Goal of the exercise =
Select all lines in the records that include "this".

Input material =
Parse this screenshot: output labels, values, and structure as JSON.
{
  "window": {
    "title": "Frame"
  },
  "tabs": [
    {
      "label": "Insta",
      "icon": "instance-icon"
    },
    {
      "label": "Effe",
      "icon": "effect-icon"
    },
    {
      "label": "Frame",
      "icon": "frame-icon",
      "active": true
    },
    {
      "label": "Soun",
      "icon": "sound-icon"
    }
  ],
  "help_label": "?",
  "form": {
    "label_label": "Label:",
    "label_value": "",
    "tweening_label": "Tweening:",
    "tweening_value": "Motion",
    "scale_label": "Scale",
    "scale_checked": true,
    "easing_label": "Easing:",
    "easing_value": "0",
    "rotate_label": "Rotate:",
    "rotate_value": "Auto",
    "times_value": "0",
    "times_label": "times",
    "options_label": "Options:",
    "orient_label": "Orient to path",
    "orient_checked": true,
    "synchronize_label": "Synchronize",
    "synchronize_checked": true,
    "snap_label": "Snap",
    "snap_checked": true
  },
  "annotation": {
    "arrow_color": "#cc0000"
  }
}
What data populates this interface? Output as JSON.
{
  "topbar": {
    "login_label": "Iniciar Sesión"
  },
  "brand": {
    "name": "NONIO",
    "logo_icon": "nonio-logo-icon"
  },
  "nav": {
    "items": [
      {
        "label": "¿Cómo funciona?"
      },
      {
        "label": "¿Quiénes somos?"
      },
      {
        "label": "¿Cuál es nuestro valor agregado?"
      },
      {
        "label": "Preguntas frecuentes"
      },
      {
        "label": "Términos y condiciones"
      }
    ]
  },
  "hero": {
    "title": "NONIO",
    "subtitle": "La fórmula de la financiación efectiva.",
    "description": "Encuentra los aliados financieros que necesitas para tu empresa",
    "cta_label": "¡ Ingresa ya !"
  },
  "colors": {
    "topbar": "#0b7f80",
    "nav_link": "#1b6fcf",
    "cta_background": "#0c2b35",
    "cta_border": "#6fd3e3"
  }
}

Response =
Parse this screenshot: output labels, values, and structure as JSON.
What data populates this interface? Output as JSON.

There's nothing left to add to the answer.